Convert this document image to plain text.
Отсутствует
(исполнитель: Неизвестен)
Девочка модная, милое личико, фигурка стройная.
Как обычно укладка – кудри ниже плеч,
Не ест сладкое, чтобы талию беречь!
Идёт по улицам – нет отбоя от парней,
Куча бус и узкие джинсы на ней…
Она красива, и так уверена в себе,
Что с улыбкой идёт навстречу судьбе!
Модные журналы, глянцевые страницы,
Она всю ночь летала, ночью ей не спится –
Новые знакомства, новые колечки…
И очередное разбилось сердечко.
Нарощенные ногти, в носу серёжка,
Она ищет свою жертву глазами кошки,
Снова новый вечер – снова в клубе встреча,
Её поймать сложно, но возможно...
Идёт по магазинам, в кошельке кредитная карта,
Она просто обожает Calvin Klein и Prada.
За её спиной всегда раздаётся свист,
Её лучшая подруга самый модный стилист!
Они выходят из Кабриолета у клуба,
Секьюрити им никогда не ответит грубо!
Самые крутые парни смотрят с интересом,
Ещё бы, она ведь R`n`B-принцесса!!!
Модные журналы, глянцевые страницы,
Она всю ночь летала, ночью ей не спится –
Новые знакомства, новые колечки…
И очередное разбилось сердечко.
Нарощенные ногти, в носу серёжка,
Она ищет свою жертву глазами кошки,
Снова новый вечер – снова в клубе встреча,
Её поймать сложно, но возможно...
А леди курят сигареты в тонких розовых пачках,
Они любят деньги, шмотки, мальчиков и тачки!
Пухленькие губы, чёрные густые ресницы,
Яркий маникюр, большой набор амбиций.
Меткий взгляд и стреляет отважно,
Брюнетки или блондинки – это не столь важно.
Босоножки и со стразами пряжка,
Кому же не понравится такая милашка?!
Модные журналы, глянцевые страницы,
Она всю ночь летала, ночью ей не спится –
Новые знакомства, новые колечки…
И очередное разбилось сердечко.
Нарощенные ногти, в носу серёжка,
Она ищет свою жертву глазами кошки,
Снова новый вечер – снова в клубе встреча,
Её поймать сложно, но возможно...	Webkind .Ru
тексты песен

•••••

• What is required:
Reproduce the full listing exactly.

• Output for this exercise:
Convert this document image to plain text.
Отсутствует
(исполнитель: Неизвестен)
Девочка модная, милое личико, фигурка стройная.
Как обычно укладка – кудри ниже плеч,
Не ест сладкое, чтобы талию беречь!
Идёт по улицам – нет отбоя от парней,
Куча бус и узкие джинсы на ней…
Она красива, и так уверена в себе,
Что с улыбкой идёт навстречу судьбе!
Модные журналы, глянцевые страницы,
Она всю ночь летала, ночью ей не спится –
Новые знакомства, новые колечки…
И очередное разбилось сердечко.
Нарощенные ногти, в носу серёжка,
Она ищет свою жертву глазами кошки,
Снова новый вечер – снова в клубе встреча,
Её поймать сложно, но возможно...
Идёт по магазинам, в кошельке кредитная карта,
Она просто обожает Calvin Klein и Prada.
За её спиной всегда раздаётся свист,
Её лучшая подруга самый модный стилист!
Они выходят из Кабриолета у клуба,
Секьюрити им никогда не ответит грубо!
Самые крутые парни смотрят с интересом,
Ещё бы, она ведь R`n`B-принцесса!!!
Модные журналы, глянцевые страницы,
Она всю ночь летала, ночью ей не спится –
Новые знакомства, новые колечки…
И очередное разбилось сердечко.
Нарощенные ногти, в носу серёжка,
Она ищет свою жертву глазами кошки,
Снова новый вечер – снова в клубе встреча,
Её поймать сложно, но возможно...
А леди курят сигареты в тонких розовых пачках,
Они любят деньги, шмотки, мальчиков и тачки!
Пухленькие губы, чёрные густые ресницы,
Яркий маникюр, большой набор амбиций.
Меткий взгляд и стреляет отважно,
Брюнетки или блондинки – это не столь важно.
Босоножки и со стразами пряжка,
Кому же не понравится такая милашка?!
Модные журналы, глянцевые страницы,
Она всю ночь летала, ночью ей не спится –
Новые знакомства, новые колечки…
И очередное разбилось сердечко.
Нарощенные ногти, в носу серёжка,
Она ищет свою жертву глазами кошки,
Снова новый вечер – снова в клубе встреча,
Её поймать сложно, но возможно...	Webkind .Ru
тексты песен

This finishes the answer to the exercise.